### Set task:
All records below must be retyped exactly.

Entries taken from a collection
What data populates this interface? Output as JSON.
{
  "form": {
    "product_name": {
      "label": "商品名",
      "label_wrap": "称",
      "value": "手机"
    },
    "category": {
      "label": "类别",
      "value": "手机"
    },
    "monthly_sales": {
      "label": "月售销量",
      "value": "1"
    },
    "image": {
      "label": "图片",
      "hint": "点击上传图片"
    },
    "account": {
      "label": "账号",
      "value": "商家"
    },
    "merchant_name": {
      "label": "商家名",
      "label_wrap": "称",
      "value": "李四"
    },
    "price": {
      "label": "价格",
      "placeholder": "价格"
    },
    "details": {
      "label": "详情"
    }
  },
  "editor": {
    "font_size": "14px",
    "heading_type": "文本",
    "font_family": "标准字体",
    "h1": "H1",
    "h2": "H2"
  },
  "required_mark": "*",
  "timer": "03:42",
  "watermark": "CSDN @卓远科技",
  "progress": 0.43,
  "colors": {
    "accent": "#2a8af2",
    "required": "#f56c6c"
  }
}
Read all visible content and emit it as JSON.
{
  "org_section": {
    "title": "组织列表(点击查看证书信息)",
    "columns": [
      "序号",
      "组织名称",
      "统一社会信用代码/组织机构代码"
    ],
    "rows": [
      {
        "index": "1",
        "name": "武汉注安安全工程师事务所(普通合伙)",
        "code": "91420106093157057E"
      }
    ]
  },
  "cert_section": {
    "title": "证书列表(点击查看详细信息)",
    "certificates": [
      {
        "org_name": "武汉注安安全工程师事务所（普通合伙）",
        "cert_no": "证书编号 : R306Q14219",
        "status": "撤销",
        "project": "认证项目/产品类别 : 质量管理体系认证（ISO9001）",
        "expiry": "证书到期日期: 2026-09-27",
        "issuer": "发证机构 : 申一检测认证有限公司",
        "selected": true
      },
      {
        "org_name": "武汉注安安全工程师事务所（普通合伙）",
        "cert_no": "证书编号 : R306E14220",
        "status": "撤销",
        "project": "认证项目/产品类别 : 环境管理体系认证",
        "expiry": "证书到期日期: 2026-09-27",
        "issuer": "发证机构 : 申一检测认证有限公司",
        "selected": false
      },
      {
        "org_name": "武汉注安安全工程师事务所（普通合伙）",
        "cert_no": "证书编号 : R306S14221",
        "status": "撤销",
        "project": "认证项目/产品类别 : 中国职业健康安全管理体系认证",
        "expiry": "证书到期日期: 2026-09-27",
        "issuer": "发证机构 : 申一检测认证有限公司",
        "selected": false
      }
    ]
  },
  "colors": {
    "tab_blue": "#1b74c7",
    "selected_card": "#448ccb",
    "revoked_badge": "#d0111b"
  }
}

### Full response:
What data populates this interface? Output as JSON.
{
  "form": {
    "product_name": {
      "label": "商品名",
      "label_wrap": "称",
      "value": "手机"
    },
    "category": {
      "label": "类别",
      "value": "手机"
    },
    "monthly_sales": {
      "label": "月售销量",
      "value": "1"
    },
    "image": {
      "label": "图片",
      "hint": "点击上传图片"
    },
    "account": {
      "label": "账号",
      "value": "商家"
    },
    "merchant_name": {
      "label": "商家名",
      "label_wrap": "称",
      "value": "李四"
    },
    "price": {
      "label": "价格",
      "placeholder": "价格"
    },
    "details": {
      "label": "详情"
    }
  },
  "editor": {
    "font_size": "14px",
    "heading_type": "文本",
    "font_family": "标准字体",
    "h1": "H1",
    "h2": "H2"
  },
  "required_mark": "*",
  "timer": "03:42",
  "watermark": "CSDN @卓远科技",
  "progress": 0.43,
  "colors": {
    "accent": "#2a8af2",
    "required": "#f56c6c"
  }
}
Read all visible content and emit it as JSON.
{
  "org_section": {
    "title": "组织列表(点击查看证书信息)",
    "columns": [
      "序号",
      "组织名称",
      "统一社会信用代码/组织机构代码"
    ],
    "rows": [
      {
        "index": "1",
        "name": "武汉注安安全工程师事务所(普通合伙)",
        "code": "91420106093157057E"
      }
    ]
  },
  "cert_section": {
    "title": "证书列表(点击查看详细信息)",
    "certificates": [
      {
        "org_name": "武汉注安安全工程师事务所（普通合伙）",
        "cert_no": "证书编号 : R306Q14219",
        "status": "撤销",
        "project": "认证项目/产品类别 : 质量管理体系认证（ISO9001）",
        "expiry": "证书到期日期: 2026-09-27",
        "issuer": "发证机构 : 申一检测认证有限公司",
        "selected": true
      },
      {
        "org_name": "武汉注安安全工程师事务所（普通合伙）",
        "cert_no": "证书编号 : R306E14220",
        "status": "撤销",
        "project": "认证项目/产品类别 : 环境管理体系认证",
        "expiry": "证书到期日期: 2026-09-27",
        "issuer": "发证机构 : 申一检测认证有限公司",
        "selected": false
      },
      {
        "org_name": "武汉注安安全工程师事务所（普通合伙）",
        "cert_no": "证书编号 : R306S14221",
        "status": "撤销",
        "project": "认证项目/产品类别 : 中国职业健康安全管理体系认证",
        "expiry": "证书到期日期: 2026-09-27",
        "issuer": "发证机构 : 申一检测认证有限公司",
        "selected": false
      }
    ]
  },
  "colors": {
    "tab_blue": "#1b74c7",
    "selected_card": "#448ccb",
    "revoked_badge": "#d0111b"
  }
}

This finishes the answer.